**Texto de origem**
+-------+

O tempo retido ou lembrado e as sucessivas formas de repetição do passado podem ser vistas como sendo controladas por nós. Esse acesso ao passado é interpetrado como um poder nosso, que podemos activar e desactivar quando e como quisermos. Mas o passado que situa a culpa não é acessível por um controle da situação. É absolutamente incontrolável. Com ela dá-se um descontrolo total da situação de sossego em que habitualmente nos encontramos. Ficamos sem abrigo. Há uma notificação pessoal cujo passado nos ultrapassa, sem que possamos aspirar a qualquer poder sobre ele.
O arrependimento é uma experiência de afectação da pessoa no seu ser. O conteúdo do arrependimento é algo que nos lança para um conteúdo fáctico não anulável no seu ser, mas ao mesmo tempo, percebemos que é acompanhado pela abertura da compreensão que nos permite perceber que tudo poderia ter sido diferente. Esta compreensão abre-nos a uma outra possibilidade, deixamos de viver colados às coisas, para nos deslocarmos para a dimensão que abre à vida no seu todo, na totalidade cabal e fechada do tempo do qual decorre futuro, passado e presente. Saber que tudo poderia ter sido diferente, saber que a partir de dada altura tudo será diferente, mostra aberturas para tudo, para o teor do sentido em que a vida vai passar a ser vivida, e assim também tudo o que lá se passa, todas as situações em que nos encontramos.
A situação de arrependimento faz ver a não alterabilidade do passado, a não anulabilidade do passado. Ao compreender-se que tudo poderia ser diferente, desencadeia-se uma abertura ao presente que abre a possibilidade de nos deslocarmos e seguir em frente. O teor do sentido aberto pelo arrependimento tem um futuro poder vir a ser diferente do que se foi. O arrependimento tem assim uma dimensão extáctica futura. Do mesmo modo que para a sua dimensão histórica, o futuro do arrependimento não coincide em teor, conteúdo, sentido e extensão com o futuro protensivo do tempo teórico.
2) Morte
a) O acesso ao fenómeno de morte
Concentrêmo-nos, agora, desta feita, naquela forma extrema em que a situação limite da vida humana dá mostras de si à unidade fundamental do sentido em nós, a possibilidade da morte. No volume I do espólio das obras de Max Scheler, "Acerca da Ética e da Teoria do Conhecimento", no ensaio "Morte e Sobrevivência", a morte como possibilidade é interpretada como fundante da experiência do fenómeno de resistência. Mas é no problema da identificação do modo autêntico de aceder ao seu sentido como possibilidade extrema que Scheler começa por se concentrar.

+-------+

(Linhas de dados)
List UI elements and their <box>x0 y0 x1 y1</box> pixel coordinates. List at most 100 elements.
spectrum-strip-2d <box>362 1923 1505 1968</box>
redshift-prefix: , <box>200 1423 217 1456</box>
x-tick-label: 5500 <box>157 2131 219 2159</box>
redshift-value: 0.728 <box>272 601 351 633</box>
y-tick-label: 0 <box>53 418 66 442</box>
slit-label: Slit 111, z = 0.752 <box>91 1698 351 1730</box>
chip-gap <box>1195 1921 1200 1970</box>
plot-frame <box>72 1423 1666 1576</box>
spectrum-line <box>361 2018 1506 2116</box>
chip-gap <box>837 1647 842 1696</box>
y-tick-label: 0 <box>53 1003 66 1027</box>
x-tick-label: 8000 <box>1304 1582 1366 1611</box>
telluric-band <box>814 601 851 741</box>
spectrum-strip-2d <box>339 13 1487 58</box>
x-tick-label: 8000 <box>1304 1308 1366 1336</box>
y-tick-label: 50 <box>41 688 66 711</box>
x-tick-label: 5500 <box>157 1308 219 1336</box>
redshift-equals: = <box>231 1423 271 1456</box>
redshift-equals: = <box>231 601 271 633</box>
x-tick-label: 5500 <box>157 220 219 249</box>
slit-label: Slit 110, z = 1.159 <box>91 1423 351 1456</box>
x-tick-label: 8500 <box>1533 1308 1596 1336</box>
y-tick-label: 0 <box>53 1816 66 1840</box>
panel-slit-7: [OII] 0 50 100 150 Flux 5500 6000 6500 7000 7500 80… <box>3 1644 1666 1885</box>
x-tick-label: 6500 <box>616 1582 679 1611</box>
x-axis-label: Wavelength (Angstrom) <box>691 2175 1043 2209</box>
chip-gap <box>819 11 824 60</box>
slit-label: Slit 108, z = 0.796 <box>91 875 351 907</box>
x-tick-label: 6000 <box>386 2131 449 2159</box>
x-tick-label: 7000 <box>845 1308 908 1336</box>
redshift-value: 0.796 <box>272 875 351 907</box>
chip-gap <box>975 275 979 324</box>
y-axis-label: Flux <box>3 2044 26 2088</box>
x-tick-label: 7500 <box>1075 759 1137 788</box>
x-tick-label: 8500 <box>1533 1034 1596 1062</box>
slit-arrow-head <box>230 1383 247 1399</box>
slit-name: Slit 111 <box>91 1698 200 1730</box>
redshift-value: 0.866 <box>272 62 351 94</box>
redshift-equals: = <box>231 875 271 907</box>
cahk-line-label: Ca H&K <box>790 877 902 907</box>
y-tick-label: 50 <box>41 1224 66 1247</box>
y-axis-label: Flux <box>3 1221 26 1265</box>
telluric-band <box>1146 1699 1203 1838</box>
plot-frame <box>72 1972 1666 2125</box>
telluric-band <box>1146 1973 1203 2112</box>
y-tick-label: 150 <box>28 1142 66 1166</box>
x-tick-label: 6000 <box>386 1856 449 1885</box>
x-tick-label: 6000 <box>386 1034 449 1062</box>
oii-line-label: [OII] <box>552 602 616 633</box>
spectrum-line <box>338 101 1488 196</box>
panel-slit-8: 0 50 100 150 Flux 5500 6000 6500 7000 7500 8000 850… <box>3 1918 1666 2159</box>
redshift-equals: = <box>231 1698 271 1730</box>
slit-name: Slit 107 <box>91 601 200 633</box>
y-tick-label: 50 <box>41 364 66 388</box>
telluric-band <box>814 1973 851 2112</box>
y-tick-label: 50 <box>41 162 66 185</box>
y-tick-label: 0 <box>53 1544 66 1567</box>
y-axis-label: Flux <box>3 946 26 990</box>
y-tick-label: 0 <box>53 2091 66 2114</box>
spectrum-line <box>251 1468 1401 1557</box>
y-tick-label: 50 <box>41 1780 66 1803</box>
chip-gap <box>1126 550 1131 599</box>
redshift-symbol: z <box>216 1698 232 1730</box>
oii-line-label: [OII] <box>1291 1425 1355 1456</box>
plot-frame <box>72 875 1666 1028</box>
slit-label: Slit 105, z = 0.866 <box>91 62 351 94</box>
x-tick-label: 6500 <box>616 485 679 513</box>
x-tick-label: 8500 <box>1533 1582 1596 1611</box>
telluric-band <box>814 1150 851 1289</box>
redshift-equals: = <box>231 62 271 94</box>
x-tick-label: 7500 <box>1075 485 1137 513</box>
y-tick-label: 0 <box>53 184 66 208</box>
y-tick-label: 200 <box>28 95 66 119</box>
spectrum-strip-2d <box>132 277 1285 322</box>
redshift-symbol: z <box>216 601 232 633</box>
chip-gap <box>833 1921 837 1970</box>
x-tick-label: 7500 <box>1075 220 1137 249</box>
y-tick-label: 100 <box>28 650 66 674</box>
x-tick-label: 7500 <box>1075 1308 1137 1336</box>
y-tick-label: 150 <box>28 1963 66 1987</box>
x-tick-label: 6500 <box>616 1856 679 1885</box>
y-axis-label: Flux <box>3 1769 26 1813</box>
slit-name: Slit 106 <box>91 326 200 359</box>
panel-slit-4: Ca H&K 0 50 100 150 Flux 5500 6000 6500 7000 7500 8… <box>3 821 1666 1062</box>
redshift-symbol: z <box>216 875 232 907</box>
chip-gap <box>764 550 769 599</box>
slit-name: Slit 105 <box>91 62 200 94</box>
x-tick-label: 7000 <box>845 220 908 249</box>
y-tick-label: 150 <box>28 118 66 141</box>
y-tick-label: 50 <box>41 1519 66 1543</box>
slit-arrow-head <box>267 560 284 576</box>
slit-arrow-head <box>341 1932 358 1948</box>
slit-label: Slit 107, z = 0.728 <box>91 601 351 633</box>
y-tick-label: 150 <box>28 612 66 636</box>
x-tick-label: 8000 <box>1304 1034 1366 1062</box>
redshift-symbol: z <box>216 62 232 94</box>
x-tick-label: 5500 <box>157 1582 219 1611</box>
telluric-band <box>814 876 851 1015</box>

+-------+

**Ações a realizar**
a) Responda, com base no texto sobre arrependimento e morte:
(i) Que dimensão tem assim o arrependimento?
(ii) Em que ensaio de Max Scheler a morte como possibilidade é interpretada como fundante da experiência do fenómeno de resistência?
(iii) Como se caracteriza o passado que situa a culpa?
b) Reproduza, do texto sobre arrependimento e morte, o trecho que se inicia nas palavras que contêm "A situação de arrependimento" e termina em "do tempo teórico.".
Os dados são material à parte, independente do texto.

**Soluções por tarefa**
a)
(i) Uma dimensão extáctica futura.
(ii) "Morte e Sobrevivência".
(iii) É absolutamente incontrolável e não é acessível por um controle da situação.

b)
A situação de arrependimento faz ver a não alterabilidade do passado, a não anulabilidade do passado. Ao compreender-se que tudo poderia ser diferente, desencadeia-se uma abertura ao presente que abre a possibilidade de nos deslocarmos e seguir em frente. O teor do sentido aberto pelo arrependimento tem um futuro poder vir a ser diferente do que se foi. O arrependimento tem assim uma dimensão extáctica futura. Do mesmo modo que para a sua dimensão histórica, o futuro do arrependimento não coincide em teor, conteúdo, sentido e extensão com o futuro protensivo do tempo teórico.